To be done: Each line containing the word "since" needs to be copied.

[Extracted data entries]
□ □ □ □ □ □ □

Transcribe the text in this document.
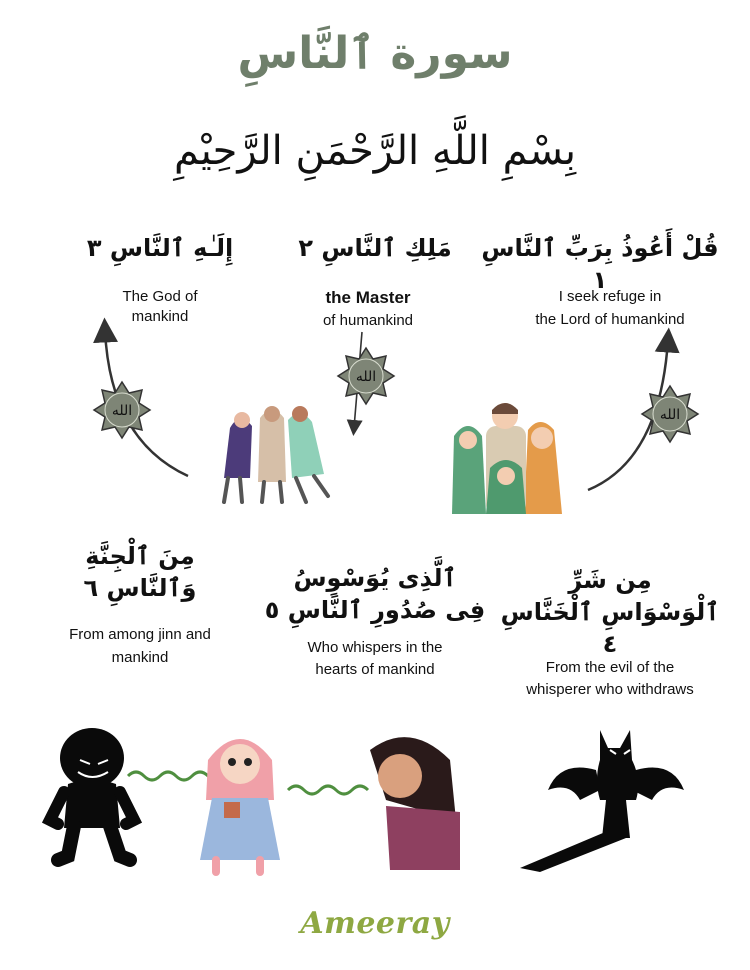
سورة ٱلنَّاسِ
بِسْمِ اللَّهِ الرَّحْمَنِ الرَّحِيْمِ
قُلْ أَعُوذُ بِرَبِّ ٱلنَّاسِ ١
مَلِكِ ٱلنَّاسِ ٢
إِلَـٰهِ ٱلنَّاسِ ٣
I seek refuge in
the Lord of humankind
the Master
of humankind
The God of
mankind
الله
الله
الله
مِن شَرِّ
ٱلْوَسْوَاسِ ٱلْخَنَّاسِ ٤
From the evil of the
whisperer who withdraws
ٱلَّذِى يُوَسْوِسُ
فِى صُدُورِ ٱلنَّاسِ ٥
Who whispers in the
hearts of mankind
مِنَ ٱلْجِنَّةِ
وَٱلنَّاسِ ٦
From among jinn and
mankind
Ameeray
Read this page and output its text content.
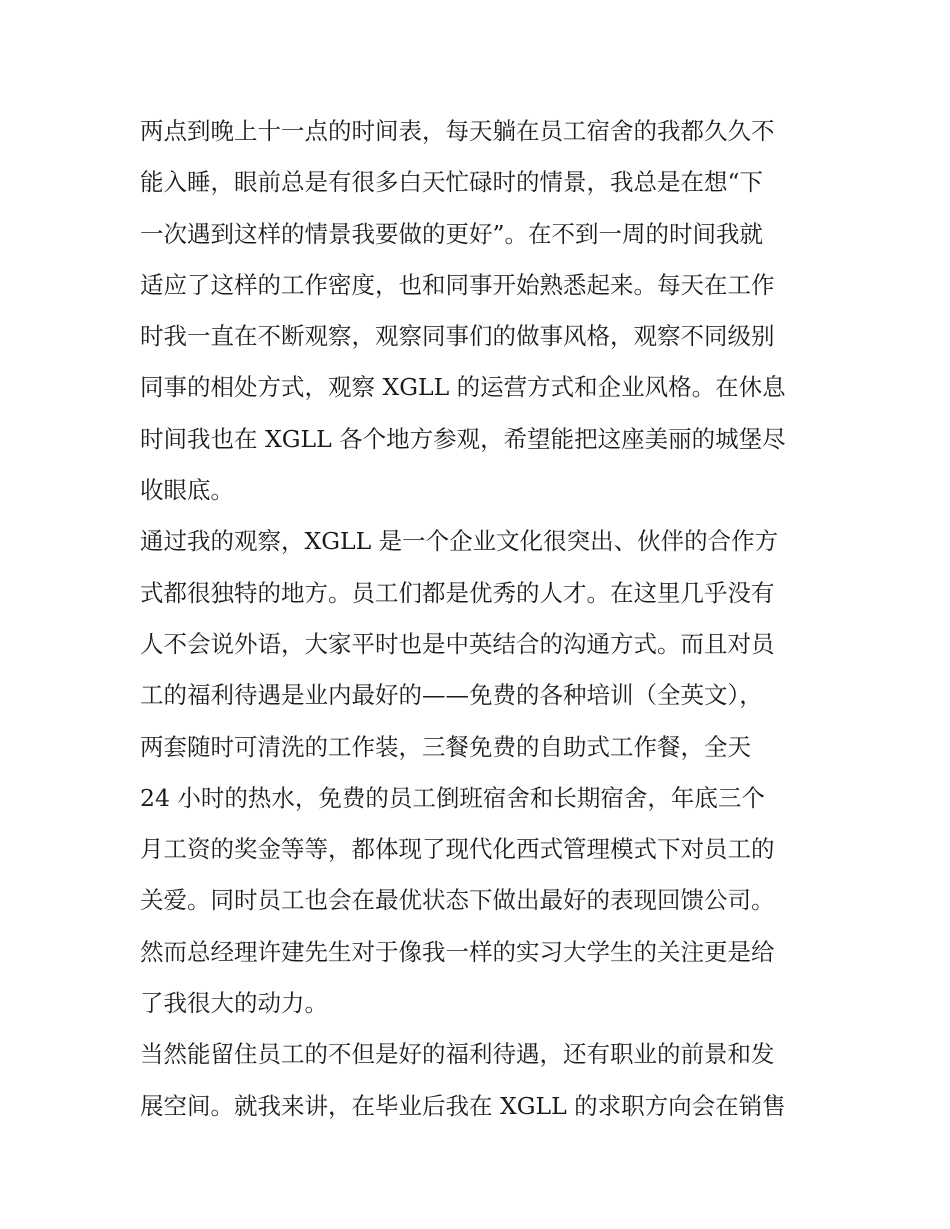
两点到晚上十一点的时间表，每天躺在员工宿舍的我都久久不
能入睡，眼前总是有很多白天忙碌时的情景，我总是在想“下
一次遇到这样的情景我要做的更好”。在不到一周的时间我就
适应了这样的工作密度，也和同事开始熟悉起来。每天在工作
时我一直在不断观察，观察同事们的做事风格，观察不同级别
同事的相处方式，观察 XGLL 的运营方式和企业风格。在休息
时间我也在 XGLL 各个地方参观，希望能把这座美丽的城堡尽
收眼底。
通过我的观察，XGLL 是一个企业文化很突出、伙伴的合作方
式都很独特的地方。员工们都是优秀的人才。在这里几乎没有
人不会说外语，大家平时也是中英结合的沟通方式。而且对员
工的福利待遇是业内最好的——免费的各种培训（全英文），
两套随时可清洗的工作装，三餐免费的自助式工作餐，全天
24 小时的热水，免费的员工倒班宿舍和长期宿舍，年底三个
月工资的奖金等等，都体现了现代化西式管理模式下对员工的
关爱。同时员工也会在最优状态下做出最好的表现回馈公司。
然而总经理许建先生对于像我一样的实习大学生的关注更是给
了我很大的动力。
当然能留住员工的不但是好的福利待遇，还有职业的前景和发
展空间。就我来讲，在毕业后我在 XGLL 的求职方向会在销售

□ □ □ □ □ □ □

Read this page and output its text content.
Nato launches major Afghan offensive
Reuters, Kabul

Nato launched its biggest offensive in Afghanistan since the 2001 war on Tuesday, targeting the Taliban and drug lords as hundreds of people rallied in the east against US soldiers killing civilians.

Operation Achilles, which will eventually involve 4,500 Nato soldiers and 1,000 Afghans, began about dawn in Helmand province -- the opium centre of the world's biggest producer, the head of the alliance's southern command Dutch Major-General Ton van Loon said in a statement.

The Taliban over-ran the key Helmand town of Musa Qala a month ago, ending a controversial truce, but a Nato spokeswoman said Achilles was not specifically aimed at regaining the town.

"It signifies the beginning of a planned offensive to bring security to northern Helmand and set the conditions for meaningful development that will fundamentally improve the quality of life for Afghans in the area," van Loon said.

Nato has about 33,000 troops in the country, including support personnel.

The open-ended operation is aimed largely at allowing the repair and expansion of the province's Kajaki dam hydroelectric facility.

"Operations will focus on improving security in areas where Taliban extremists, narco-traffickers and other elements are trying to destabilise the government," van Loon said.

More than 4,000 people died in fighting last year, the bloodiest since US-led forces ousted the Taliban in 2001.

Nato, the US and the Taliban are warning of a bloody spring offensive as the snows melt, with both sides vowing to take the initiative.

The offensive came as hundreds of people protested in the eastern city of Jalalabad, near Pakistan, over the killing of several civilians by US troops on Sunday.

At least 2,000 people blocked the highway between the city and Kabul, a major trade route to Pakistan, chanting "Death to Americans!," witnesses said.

□ □ □ □ □ □ □

Exercise output:
Nato launched its biggest offensive in Afghanistan since the 2001 war on Tuesday, targeting the Taliban and drug lords as hundreds of people rallied in the east against US soldiers killing civilians.
More than 4,000 people died in fighting last year, the bloodiest since US-led forces ousted the Taliban in 2001.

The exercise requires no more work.